Given instruction: Each line that holds the word "تعرفوني" counts once; report the total and nothing else.
## Begin Material for this exercise
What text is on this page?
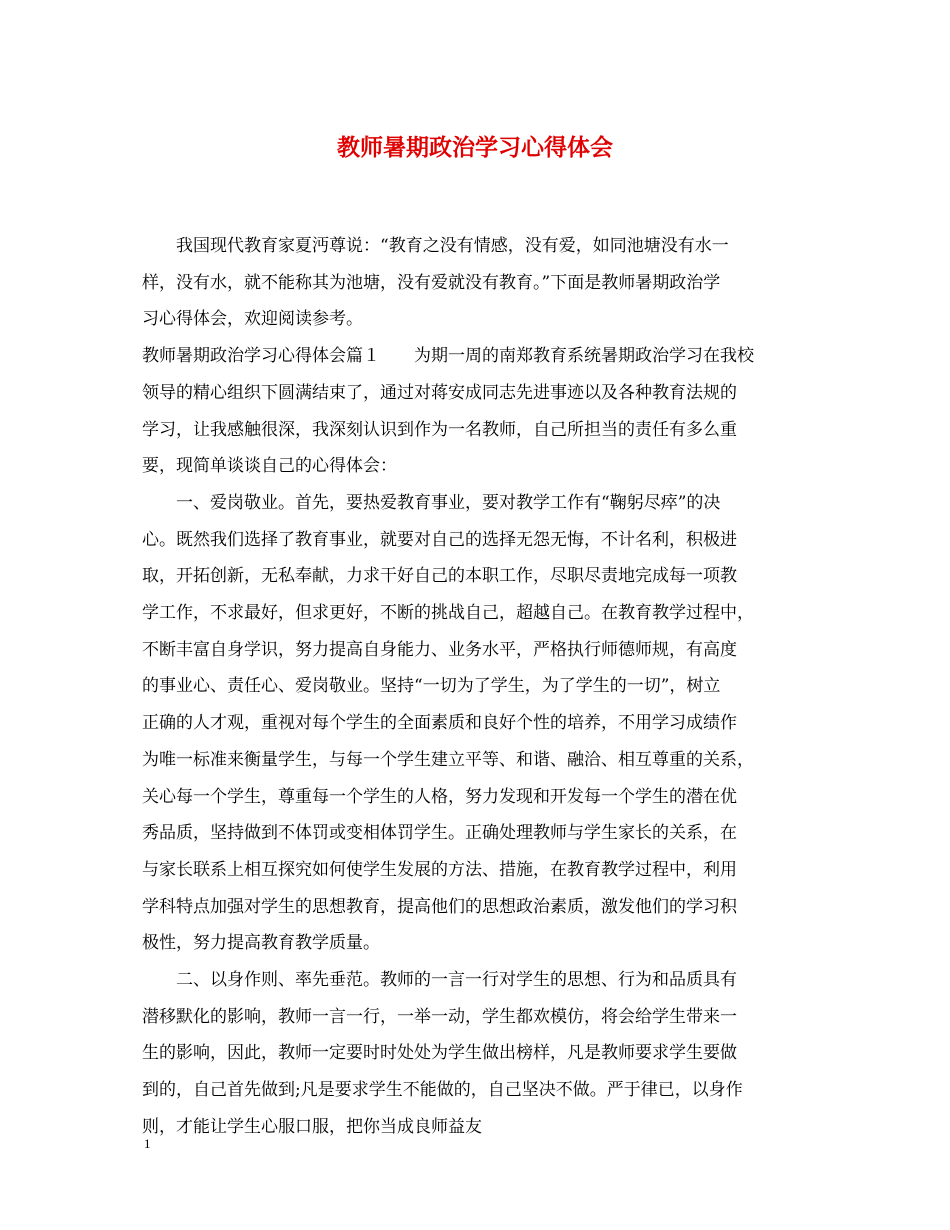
教师暑期政治学习心得体会
　　我国现代教育家夏沔尊说：“教育之没有情感，没有爱，如同池塘没有水一
样，没有水，就不能称其为池塘，没有爱就没有教育。”下面是教师暑期政治学
习心得体会，欢迎阅读参考。
教师暑期政治学习心得体会篇１　　为期一周的南郑教育系统暑期政治学习在我校
领导的精心组织下圆满结束了，通过对蒋安成同志先进事迹以及各种教育法规的
学习，让我感触很深，我深刻认识到作为一名教师，自己所担当的责任有多么重
要，现简单谈谈自己的心得体会：
　　一、爱岗敬业。首先，要热爱教育事业，要对教学工作有“鞠躬尽瘁”的决
心。既然我们选择了教育事业，就要对自己的选择无怨无悔，不计名利，积极进
取，开拓创新，无私奉献，力求干好自己的本职工作，尽职尽责地完成每一项教
学工作，不求最好，但求更好，不断的挑战自己，超越自己。在教育教学过程中，
不断丰富自身学识，努力提高自身能力、业务水平，严格执行师德师规，有高度
的事业心、责任心、爱岗敬业。坚持“一切为了学生，为了学生的一切”，树立
正确的人才观，重视对每个学生的全面素质和良好个性的培养，不用学习成绩作
为唯一标准来衡量学生，与每一个学生建立平等、和谐、融洽、相互尊重的关系，
关心每一个学生，尊重每一个学生的人格，努力发现和开发每一个学生的潜在优
秀品质，坚持做到不体罚或变相体罚学生。正确处理教师与学生家长的关系，在
与家长联系上相互探究如何使学生发展的方法、措施，在教育教学过程中，利用
学科特点加强对学生的思想教育，提高他们的思想政治素质，激发他们的学习积
极性，努力提高教育教学质量。
　　二、以身作则、率先垂范。教师的一言一行对学生的思想、行为和品质具有
潜移默化的影响，教师一言一行，一举一动，学生都欢模仿，将会给学生带来一
生的影响，因此，教师一定要时时处处为学生做出榜样，凡是教师要求学生要做
到的，自己首先做到;凡是要求学生不能做的，自己坚决不做。严于律已，以身作
则，才能让学生心服口服，把你当成良师益友
1
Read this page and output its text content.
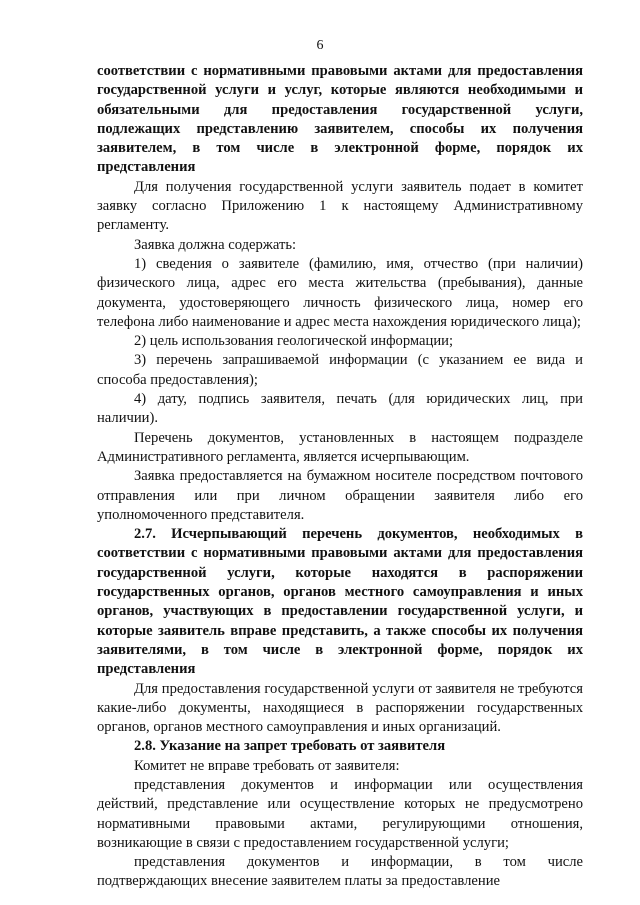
6

соответствии с нормативными правовыми актами для предоставления государственной услуги и услуг, которые являются необходимыми и обязательными для предоставления государственной услуги, подлежащих представлению заявителем, способы их получения заявителем, в том числе в электронной форме, порядок их представления

Для получения государственной услуги заявитель подает в комитет заявку согласно Приложению 1 к настоящему Административному регламенту.

Заявка должна содержать:

1) сведения о заявителе (фамилию, имя, отчество (при наличии) физического лица, адрес его места жительства (пребывания), данные документа, удостоверяющего личность физического лица, номер его телефона либо наименование и адрес места нахождения юридического лица);

2) цель использования геологической информации;

3) перечень запрашиваемой информации (с указанием ее вида и способа предоставления);

4) дату, подпись заявителя, печать (для юридических лиц, при наличии).

Перечень документов, установленных в настоящем подразделе Административного регламента, является исчерпывающим.

Заявка предоставляется на бумажном носителе посредством почтового отправления или при личном обращении заявителя либо его уполномоченного представителя.

2.7. Исчерпывающий перечень документов, необходимых в соответствии с нормативными правовыми актами для предоставления государственной услуги, которые находятся в распоряжении государственных органов, органов местного самоуправления и иных органов, участвующих в предоставлении государственной услуги, и которые заявитель вправе представить, а также способы их получения заявителями, в том числе в электронной форме, порядок их представления

Для предоставления государственной услуги от заявителя не требуются какие-либо документы, находящиеся в распоряжении государственных органов, органов местного самоуправления и иных организаций.

2.8. Указание на запрет требовать от заявителя

Комитет не вправе требовать от заявителя:

представления документов и информации или осуществления действий, представление или осуществление которых не предусмотрено нормативными правовыми актами, регулирующими отношения, возникающие в связи с предоставлением государственной услуги;

представления документов и информации, в том числе подтверждающих внесение заявителем платы за предоставление
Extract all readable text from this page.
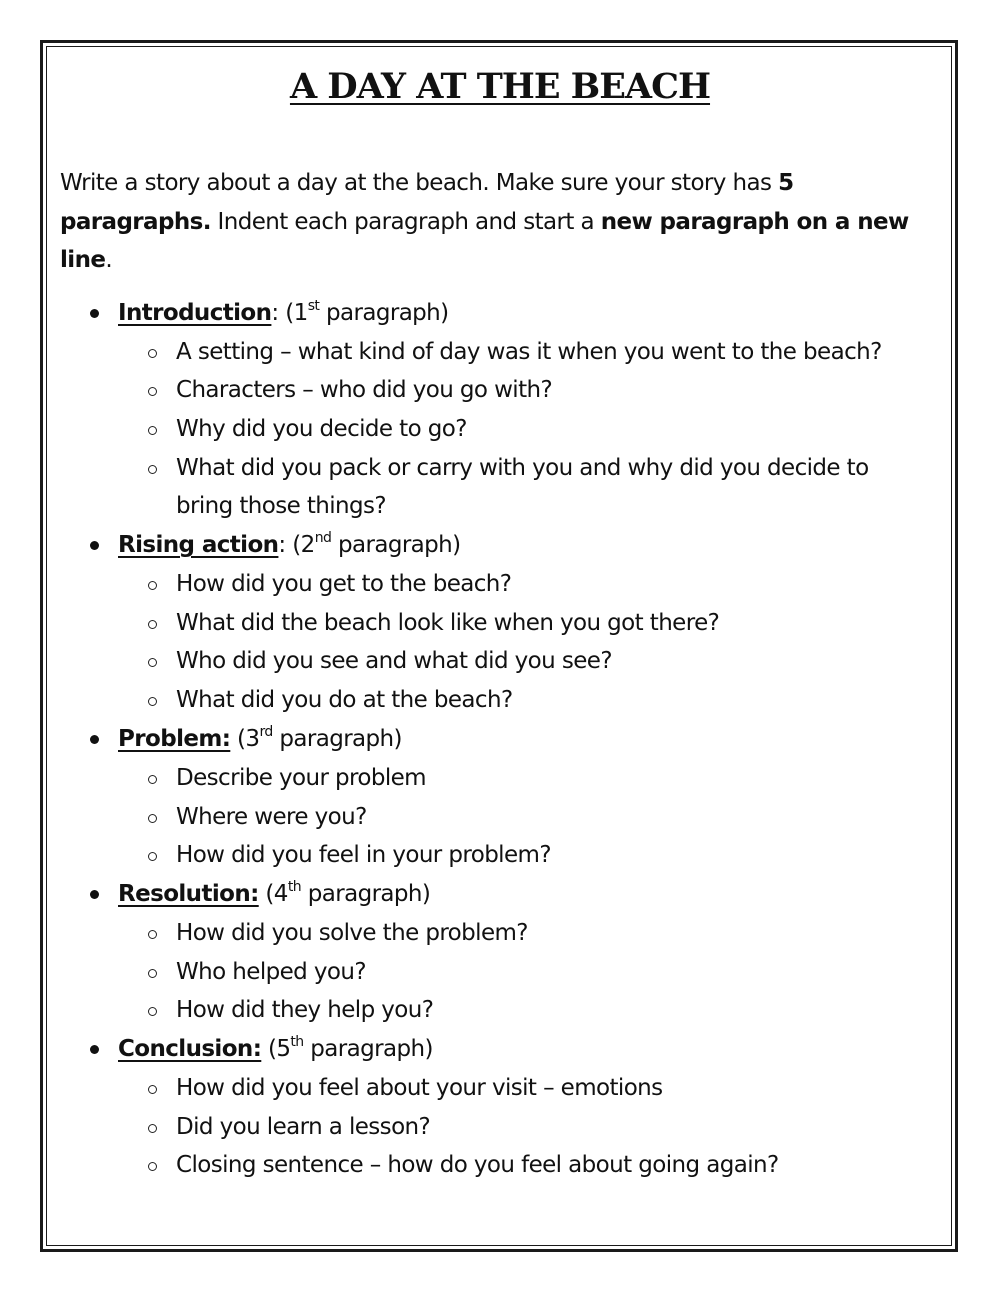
A DAY AT THE BEACH

Write a story about a day at the beach. Make sure your story has 5 paragraphs. Indent each paragraph and start a new paragraph on a new line.

Introduction: (1st paragraph)
A setting – what kind of day was it when you went to the beach?
Characters – who did you go with?
Why did you decide to go?
What did you pack or carry with you and why did you decide to bring those things?
Rising action: (2nd paragraph)
How did you get to the beach?
What did the beach look like when you got there?
Who did you see and what did you see?
What did you do at the beach?
Problem: (3rd paragraph)
Describe your problem
Where were you?
How did you feel in your problem?
Resolution: (4th paragraph)
How did you solve the problem?
Who helped you?
How did they help you?
Conclusion: (5th paragraph)
How did you feel about your visit – emotions
Did you learn a lesson?
Closing sentence – how do you feel about going again?
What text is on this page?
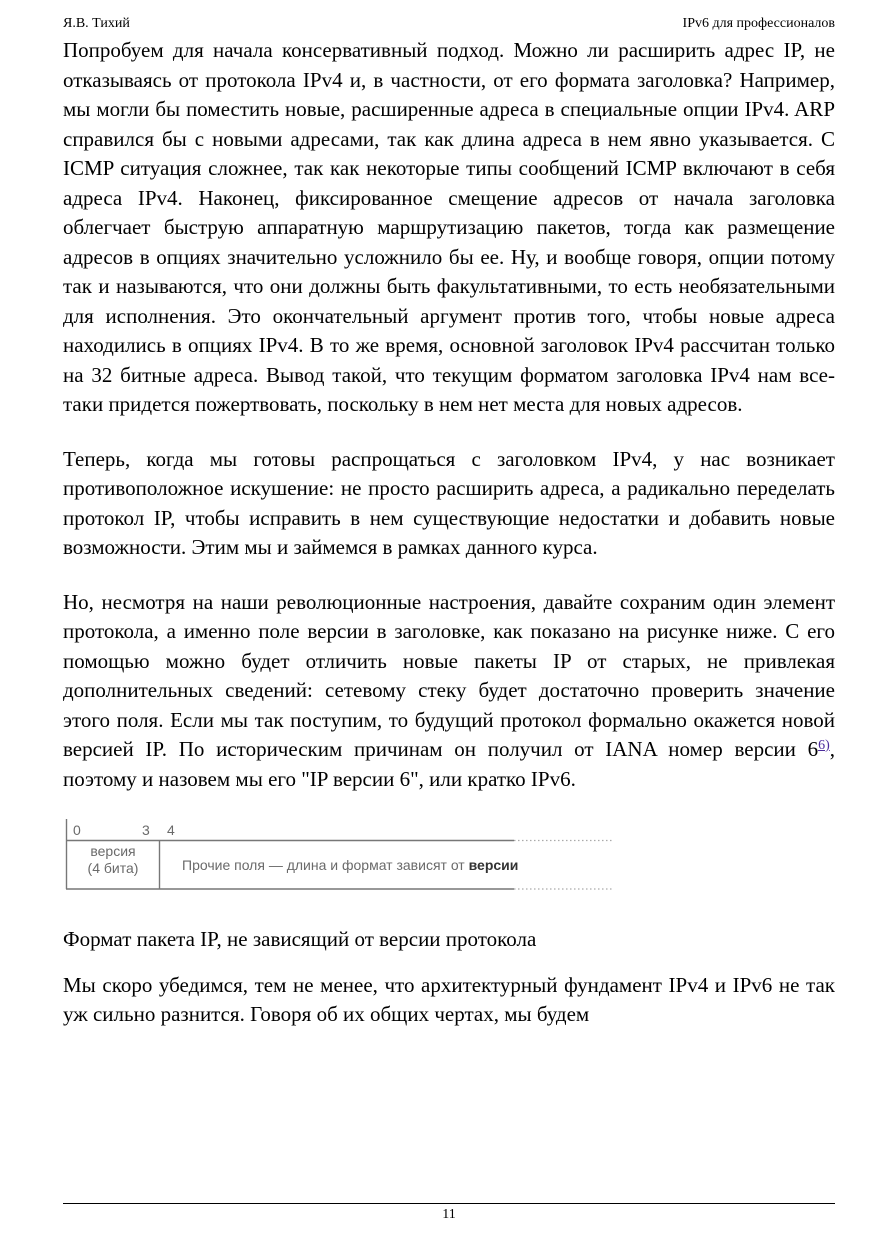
Я.В. Тихий	IPv6 для профессионалов

Попробуем для начала консервативный подход. Можно ли расширить адрес IP, не отказываясь от протокола IPv4 и, в частности, от его формата заголовка? Например, мы могли бы поместить новые, расширенные адреса в специальные опции IPv4. ARP справился бы с новыми адресами, так как длина адреса в нем явно указывается. С ICMP ситуация сложнее, так как некоторые типы сообщений ICMP включают в себя адреса IPv4. Наконец, фиксированное смещение адресов от начала заголовка облегчает быструю аппаратную маршрутизацию пакетов, тогда как размещение адресов в опциях значительно усложнило бы ее. Ну, и вообще говоря, опции потому так и называются, что они должны быть факультативными, то есть необязательными для исполнения. Это окончательный аргумент против того, чтобы новые адреса находились в опциях IPv4. В то же время, основной заголовок IPv4 рассчитан только на 32 битные адреса. Вывод такой, что текущим форматом заголовка IPv4 нам все-таки придется пожертвовать, поскольку в нем нет места для новых адресов.

Теперь, когда мы готовы распрощаться с заголовком IPv4, у нас возникает противоположное искушение: не просто расширить адреса, а радикально переделать протокол IP, чтобы исправить в нем существующие недостатки и добавить новые возможности. Этим мы и займемся в рамках данного курса.

Но, несмотря на наши революционные настроения, давайте сохраним один элемент протокола, а именно поле версии в заголовке, как показано на рисунке ниже. С его помощью можно будет отличить новые пакеты IP от старых, не привлекая дополнительных сведений: сетевому стеку будет достаточно проверить значение этого поля. Если мы так поступим, то будущий протокол формально окажется новой версией IP. По историческим причинам он получил от IANA номер версии 6$^{6)}$, поэтому и назовем мы его "IP версии 6", или кратко IPv6.

0	3 4
версия
(4 бита)	Прочие поля — длина и формат зависят от версии

Формат пакета IP, не зависящий от версии протокола

Мы скоро убедимся, тем не менее, что архитектурный фундамент IPv4 и IPv6 не так уж сильно разнится. Говоря об их общих чертах, мы будем

11
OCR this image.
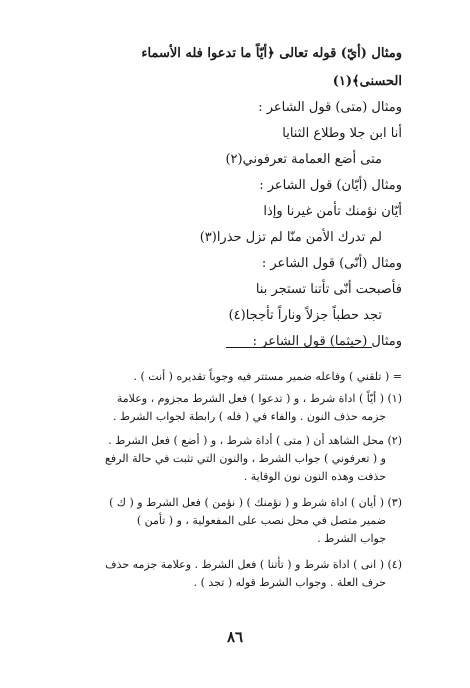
ومثال (أيّ) قوله تعالى ﴿أيّاً ما تدعوا فله الأسماء
الحسنى﴾(١)
ومثال (متى) قول الشاعر :
أنا ابن جلا وطلاع الثنايا
متى أضع العمامة تعرفوني(٢)
ومثال (أيّان) قول الشاعر :
أيّان نؤمنك تأمن غيرنا وإذا
لم تدرك الأمن منّا لم تزل حذرا(٣)
ومثال (أنّى) قول الشاعر :
فأصبحت أنّى تأتنا تستجر بنا
تجد حطباً جزلاً وناراً تأججا(٤)
ومثال (حيثما) قول الشاعر :
= ( تلقني ) وفاعله ضمير مستتر فيه وجوباً تقديره ( أنت ) .
(١) ( أيّاً ) اداة شرط ، و ( تدعوا ) فعل الشرط مجزوم ، وعلامة
جزمه حذف النون . والفاء في ( فله ) رابطة لجواب الشرط .
(٢) محل الشاهد أن ( متى ) أداة شرط ، و ( أضع ) فعل الشرط .
و ( تعرفوني ) جواب الشرط ، والنون التي تثبت في حالة الرفع
حذفت وهذه النون نون الوقاية .
(٣) ( أيان ) اداة شرط و ( نؤمنك ) ( نؤمن ) فعل الشرط و ( ك )
ضمير متصل في محل نصب على المفعولية ، و ( تأمن )
جواب الشرط .
(٤) ( انى ) اداة شرط و ( تأتنا ) فعل الشرط . وعلامة جزمه حذف
حرف العلة . وجواب الشرط قوله ( تجد ) .
٨٦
## End Material for this exercise
Right answer: 2